### Dataset records
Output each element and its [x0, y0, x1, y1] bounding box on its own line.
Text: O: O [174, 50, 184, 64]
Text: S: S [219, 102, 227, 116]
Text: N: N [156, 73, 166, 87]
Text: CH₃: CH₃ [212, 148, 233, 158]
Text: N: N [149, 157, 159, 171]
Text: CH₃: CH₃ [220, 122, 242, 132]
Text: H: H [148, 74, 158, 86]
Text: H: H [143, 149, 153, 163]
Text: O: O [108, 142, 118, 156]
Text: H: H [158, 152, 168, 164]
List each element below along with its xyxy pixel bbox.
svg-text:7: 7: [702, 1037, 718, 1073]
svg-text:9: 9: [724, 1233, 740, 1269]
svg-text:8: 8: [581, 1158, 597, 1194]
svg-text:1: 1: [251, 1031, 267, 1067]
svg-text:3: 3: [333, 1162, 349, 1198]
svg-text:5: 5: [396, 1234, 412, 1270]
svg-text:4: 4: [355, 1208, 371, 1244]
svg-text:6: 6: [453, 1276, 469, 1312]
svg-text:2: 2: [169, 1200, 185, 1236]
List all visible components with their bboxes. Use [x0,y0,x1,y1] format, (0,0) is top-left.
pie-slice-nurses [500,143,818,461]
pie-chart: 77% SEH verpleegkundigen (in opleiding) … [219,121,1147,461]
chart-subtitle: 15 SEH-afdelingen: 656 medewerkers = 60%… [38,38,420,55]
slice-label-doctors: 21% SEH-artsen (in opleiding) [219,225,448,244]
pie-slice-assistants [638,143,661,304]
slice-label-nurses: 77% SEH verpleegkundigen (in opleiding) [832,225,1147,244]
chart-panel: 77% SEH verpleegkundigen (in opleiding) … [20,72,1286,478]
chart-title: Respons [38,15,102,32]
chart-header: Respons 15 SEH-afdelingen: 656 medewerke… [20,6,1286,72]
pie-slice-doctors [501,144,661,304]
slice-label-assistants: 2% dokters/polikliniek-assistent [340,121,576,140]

### Given request
Copy out all three records above line for line, keeping every character the same.

### Problem solution
Output each element and its [x0, y0, x1, y1] bounding box on its own line.
Text: O: O [174, 50, 184, 64]
Text: S: S [219, 102, 227, 116]
Text: N: N [156, 73, 166, 87]
Text: CH₃: CH₃ [212, 148, 233, 158]
Text: N: N [149, 157, 159, 171]
Text: CH₃: CH₃ [220, 122, 242, 132]
Text: H: H [148, 74, 158, 86]
Text: H: H [143, 149, 153, 163]
Text: O: O [108, 142, 118, 156]
Text: H: H [158, 152, 168, 164]
List each element below along with its xyxy pixel bbox.
svg-text:7: 7: [702, 1037, 718, 1073]
svg-text:9: 9: [724, 1233, 740, 1269]
svg-text:8: 8: [581, 1158, 597, 1194]
svg-text:1: 1: [251, 1031, 267, 1067]
svg-text:3: 3: [333, 1162, 349, 1198]
svg-text:5: 5: [396, 1234, 412, 1270]
svg-text:4: 4: [355, 1208, 371, 1244]
svg-text:6: 6: [453, 1276, 469, 1312]
svg-text:2: 2: [169, 1200, 185, 1236]
List all visible components with their bboxes. Use [x0,y0,x1,y1] format, (0,0) is top-left.
pie-slice-nurses [500,143,818,461]
pie-chart: 77% SEH verpleegkundigen (in opleiding) … [219,121,1147,461]
chart-subtitle: 15 SEH-afdelingen: 656 medewerkers = 60%… [38,38,420,55]
slice-label-doctors: 21% SEH-artsen (in opleiding) [219,225,448,244]
pie-slice-assistants [638,143,661,304]
slice-label-nurses: 77% SEH verpleegkundigen (in opleiding) [832,225,1147,244]
chart-panel: 77% SEH verpleegkundigen (in opleiding) … [20,72,1286,478]
chart-title: Respons [38,15,102,32]
chart-header: Respons 15 SEH-afdelingen: 656 medewerke… [20,6,1286,72]
pie-slice-doctors [501,144,661,304]
slice-label-assistants: 2% dokters/polikliniek-assistent [340,121,576,140]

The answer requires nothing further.